→ The exercise
Among these lines, how many include "frac"? Answer only with the number.

→ Records for the exercise
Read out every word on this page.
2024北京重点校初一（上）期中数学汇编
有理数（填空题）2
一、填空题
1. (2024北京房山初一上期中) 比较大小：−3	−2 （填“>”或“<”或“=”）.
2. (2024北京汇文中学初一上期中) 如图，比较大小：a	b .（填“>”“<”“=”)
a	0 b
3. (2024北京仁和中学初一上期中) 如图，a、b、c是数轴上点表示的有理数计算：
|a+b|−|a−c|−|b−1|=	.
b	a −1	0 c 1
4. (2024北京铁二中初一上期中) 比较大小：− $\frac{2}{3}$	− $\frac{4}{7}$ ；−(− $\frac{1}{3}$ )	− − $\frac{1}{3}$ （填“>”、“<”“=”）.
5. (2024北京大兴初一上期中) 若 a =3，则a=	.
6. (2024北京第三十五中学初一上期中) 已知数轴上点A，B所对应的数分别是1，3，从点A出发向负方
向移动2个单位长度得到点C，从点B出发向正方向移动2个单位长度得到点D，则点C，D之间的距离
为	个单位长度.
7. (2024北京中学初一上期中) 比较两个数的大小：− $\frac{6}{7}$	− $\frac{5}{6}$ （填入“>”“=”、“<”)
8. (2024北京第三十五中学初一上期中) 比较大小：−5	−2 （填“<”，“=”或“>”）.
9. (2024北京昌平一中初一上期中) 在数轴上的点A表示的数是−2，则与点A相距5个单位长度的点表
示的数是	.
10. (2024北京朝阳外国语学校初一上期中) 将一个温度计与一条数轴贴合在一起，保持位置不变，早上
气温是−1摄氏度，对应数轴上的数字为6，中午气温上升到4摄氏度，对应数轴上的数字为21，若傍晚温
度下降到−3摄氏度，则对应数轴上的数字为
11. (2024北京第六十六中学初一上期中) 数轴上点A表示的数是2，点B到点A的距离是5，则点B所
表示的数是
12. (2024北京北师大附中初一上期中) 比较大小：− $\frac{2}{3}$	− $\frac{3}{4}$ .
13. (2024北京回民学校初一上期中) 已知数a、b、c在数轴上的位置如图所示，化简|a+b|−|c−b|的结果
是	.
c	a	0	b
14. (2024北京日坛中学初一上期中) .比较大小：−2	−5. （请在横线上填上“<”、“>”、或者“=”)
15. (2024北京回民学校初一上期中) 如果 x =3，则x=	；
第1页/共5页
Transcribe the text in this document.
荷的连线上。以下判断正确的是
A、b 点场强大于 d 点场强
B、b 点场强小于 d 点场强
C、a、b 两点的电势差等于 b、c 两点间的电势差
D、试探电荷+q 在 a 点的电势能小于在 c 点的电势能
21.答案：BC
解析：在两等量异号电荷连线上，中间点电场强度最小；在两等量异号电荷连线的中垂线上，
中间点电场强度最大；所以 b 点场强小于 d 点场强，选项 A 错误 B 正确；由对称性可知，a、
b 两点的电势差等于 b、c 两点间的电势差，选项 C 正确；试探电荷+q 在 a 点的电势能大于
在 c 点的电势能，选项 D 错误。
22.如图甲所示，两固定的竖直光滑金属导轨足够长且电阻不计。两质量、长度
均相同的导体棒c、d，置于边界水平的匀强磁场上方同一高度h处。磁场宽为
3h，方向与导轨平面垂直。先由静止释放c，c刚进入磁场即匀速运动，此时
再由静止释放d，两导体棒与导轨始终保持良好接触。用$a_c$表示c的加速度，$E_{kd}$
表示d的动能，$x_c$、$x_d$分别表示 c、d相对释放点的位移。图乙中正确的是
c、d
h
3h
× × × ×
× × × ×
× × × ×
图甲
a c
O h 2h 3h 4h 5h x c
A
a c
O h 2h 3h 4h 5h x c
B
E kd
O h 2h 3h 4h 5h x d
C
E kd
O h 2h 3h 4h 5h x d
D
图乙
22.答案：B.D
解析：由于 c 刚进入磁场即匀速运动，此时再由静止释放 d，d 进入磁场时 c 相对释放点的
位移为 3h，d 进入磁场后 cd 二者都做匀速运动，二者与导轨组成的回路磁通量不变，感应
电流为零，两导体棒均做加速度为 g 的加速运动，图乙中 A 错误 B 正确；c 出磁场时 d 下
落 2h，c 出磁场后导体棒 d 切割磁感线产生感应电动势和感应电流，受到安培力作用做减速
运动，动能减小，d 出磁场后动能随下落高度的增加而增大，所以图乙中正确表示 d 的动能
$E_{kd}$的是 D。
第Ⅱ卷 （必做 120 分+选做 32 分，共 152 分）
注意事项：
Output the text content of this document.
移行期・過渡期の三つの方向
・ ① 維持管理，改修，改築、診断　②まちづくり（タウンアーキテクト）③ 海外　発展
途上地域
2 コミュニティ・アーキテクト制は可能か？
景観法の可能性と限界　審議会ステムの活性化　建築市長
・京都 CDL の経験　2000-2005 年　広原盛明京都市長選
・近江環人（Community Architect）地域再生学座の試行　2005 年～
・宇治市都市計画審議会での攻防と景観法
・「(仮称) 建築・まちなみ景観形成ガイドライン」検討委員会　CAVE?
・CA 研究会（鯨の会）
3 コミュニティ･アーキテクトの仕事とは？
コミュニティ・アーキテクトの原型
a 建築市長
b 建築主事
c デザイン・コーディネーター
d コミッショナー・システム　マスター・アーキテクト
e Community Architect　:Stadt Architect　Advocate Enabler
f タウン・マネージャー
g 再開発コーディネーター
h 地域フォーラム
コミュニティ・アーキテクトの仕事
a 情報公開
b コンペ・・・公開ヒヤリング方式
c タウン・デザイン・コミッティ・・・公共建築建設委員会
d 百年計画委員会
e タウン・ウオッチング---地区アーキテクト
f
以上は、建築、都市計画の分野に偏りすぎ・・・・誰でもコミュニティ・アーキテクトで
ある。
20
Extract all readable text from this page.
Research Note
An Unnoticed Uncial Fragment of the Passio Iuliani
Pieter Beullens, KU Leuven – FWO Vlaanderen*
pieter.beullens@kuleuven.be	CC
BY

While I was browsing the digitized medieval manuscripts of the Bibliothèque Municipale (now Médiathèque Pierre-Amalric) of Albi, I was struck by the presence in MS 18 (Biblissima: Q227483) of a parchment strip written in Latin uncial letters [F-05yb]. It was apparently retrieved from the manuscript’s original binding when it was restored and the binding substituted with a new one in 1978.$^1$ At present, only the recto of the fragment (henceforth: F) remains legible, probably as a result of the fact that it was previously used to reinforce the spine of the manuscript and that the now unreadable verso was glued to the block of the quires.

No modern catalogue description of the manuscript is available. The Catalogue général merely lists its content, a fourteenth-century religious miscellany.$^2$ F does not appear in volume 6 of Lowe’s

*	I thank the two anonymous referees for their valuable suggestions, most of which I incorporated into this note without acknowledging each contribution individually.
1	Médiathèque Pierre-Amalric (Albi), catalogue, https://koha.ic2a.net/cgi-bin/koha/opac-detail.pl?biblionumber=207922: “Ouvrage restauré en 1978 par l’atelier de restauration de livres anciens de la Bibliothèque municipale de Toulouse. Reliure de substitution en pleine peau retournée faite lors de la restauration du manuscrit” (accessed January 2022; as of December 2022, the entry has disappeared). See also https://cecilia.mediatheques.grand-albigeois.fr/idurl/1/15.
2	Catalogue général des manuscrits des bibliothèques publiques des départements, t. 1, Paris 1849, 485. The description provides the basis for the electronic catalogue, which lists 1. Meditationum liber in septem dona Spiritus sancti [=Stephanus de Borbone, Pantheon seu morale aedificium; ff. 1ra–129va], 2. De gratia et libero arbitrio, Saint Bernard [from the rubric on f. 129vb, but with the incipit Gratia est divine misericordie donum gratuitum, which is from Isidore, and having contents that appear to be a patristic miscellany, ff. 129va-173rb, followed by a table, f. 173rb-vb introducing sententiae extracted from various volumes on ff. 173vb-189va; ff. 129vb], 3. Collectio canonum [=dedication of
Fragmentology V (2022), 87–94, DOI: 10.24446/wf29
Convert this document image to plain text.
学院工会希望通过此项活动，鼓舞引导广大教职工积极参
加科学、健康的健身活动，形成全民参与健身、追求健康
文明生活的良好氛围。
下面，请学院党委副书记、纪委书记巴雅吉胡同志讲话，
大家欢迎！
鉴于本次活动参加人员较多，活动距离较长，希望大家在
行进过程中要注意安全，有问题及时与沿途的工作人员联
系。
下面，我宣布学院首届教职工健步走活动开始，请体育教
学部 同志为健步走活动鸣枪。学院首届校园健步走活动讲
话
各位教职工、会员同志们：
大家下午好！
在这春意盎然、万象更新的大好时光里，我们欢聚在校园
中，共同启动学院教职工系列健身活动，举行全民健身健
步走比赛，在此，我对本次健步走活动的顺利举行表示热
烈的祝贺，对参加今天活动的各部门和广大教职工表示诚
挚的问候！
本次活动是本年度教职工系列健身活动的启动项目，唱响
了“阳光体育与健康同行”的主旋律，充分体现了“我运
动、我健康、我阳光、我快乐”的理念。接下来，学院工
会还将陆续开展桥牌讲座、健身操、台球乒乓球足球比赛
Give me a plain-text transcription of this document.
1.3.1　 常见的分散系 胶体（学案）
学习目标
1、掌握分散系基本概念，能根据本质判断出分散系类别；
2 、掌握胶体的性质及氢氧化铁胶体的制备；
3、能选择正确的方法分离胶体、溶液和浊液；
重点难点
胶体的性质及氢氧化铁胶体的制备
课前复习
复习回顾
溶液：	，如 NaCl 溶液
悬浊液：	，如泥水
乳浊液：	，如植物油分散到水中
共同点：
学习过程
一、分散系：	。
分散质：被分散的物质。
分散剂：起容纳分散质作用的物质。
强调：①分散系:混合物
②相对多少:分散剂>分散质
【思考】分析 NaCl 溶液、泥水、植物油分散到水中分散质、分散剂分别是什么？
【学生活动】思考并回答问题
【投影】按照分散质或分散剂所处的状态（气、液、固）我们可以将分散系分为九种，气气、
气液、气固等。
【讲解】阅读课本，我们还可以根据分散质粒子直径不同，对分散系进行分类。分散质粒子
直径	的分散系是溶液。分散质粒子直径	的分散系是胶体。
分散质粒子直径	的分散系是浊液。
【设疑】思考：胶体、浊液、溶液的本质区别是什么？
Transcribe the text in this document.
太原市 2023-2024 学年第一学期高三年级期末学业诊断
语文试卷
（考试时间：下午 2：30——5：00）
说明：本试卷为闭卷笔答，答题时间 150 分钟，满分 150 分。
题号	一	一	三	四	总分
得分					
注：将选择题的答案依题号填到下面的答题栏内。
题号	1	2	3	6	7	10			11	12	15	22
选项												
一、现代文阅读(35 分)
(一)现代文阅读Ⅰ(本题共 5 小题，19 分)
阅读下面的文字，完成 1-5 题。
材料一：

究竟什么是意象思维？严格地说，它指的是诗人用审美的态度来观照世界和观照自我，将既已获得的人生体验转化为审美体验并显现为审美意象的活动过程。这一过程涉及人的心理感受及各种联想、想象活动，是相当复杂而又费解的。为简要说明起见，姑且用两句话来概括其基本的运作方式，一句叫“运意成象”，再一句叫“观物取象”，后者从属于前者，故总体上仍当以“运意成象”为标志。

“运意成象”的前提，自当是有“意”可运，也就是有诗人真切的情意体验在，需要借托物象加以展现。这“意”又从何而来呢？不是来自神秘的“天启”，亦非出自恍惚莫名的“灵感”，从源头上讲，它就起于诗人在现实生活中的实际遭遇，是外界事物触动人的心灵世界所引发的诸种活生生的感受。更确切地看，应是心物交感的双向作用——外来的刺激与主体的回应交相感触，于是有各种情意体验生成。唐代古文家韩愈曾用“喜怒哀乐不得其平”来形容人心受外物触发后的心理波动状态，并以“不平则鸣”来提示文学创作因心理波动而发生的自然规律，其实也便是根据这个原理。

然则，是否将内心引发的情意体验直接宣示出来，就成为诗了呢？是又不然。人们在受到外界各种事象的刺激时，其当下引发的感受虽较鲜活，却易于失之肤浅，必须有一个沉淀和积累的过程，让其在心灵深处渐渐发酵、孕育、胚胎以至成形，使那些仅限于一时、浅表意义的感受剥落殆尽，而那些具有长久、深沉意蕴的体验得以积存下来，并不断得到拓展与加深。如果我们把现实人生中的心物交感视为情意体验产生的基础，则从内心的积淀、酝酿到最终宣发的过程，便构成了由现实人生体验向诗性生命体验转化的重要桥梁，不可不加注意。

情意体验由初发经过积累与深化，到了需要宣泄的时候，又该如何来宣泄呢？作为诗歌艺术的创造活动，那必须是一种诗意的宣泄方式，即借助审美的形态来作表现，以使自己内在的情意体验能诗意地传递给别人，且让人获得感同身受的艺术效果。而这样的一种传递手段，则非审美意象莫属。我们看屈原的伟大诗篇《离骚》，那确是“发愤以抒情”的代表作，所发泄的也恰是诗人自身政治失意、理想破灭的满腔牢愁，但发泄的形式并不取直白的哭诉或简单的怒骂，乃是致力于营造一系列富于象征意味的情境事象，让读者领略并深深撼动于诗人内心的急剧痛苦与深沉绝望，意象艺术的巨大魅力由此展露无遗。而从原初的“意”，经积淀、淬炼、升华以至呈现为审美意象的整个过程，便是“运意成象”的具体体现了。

→ Solution
3